### EXERCISE INSTRUCTIONS
Word for word, set down the records and skip each picture.

◆ ◆ ◆

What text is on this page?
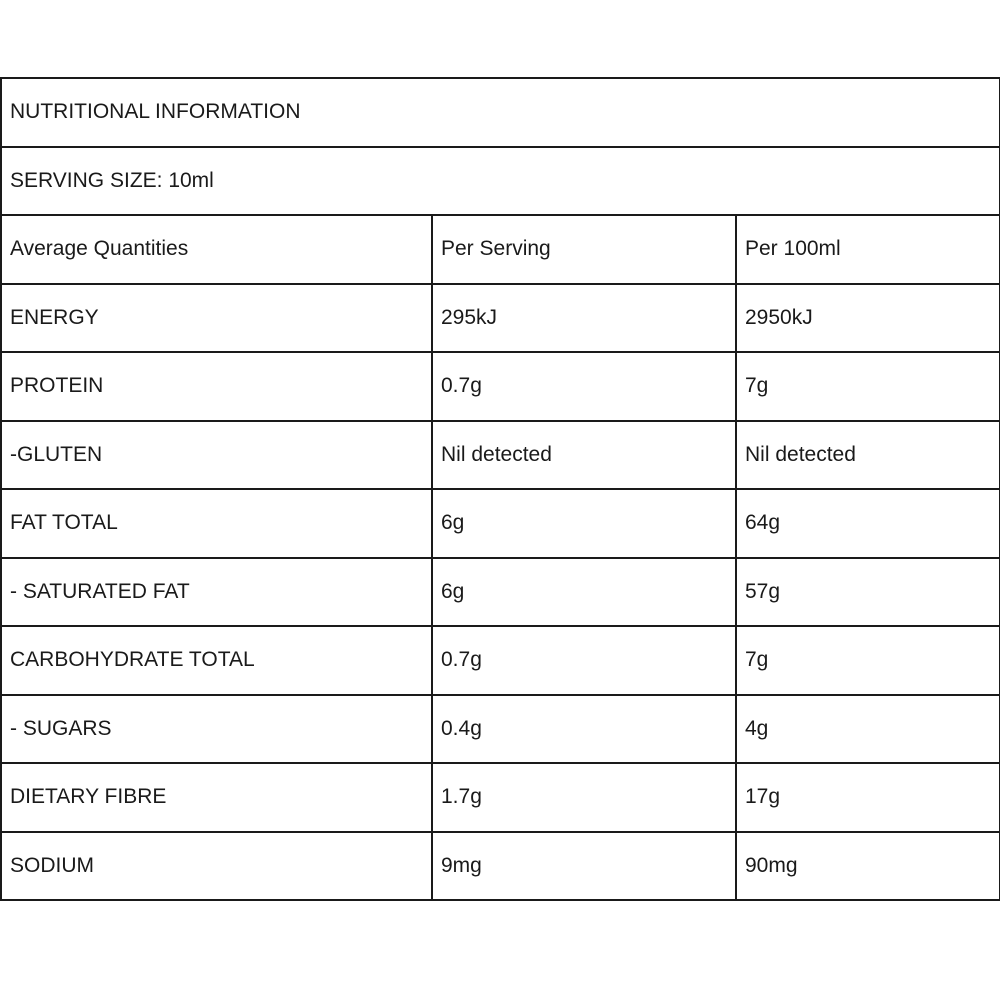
NUTRITIONAL INFORMATION		
SERVING SIZE: 10ml		
Average Quantities	Per Serving	Per 100ml
ENERGY	295kJ	2950kJ
PROTEIN	0.7g	7g
-GLUTEN	Nil detected	Nil detected
FAT TOTAL	6g	64g
- SATURATED FAT	6g	57g
CARBOHYDRATE TOTAL	0.7g	7g
- SUGARS	0.4g	4g
DIETARY FIBRE	1.7g	17g
SODIUM	9mg	90mg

◆ ◆ ◆

### TASK ANSWER
What text is on this page?
NUTRITIONAL INFORMATION		
SERVING SIZE: 10ml		
Average Quantities	Per Serving	Per 100ml
ENERGY	295kJ	2950kJ
PROTEIN	0.7g	7g
-GLUTEN	Nil detected	Nil detected
FAT TOTAL	6g	64g
- SATURATED FAT	6g	57g
CARBOHYDRATE TOTAL	0.7g	7g
- SUGARS	0.4g	4g
DIETARY FIBRE	1.7g	17g
SODIUM	9mg	90mg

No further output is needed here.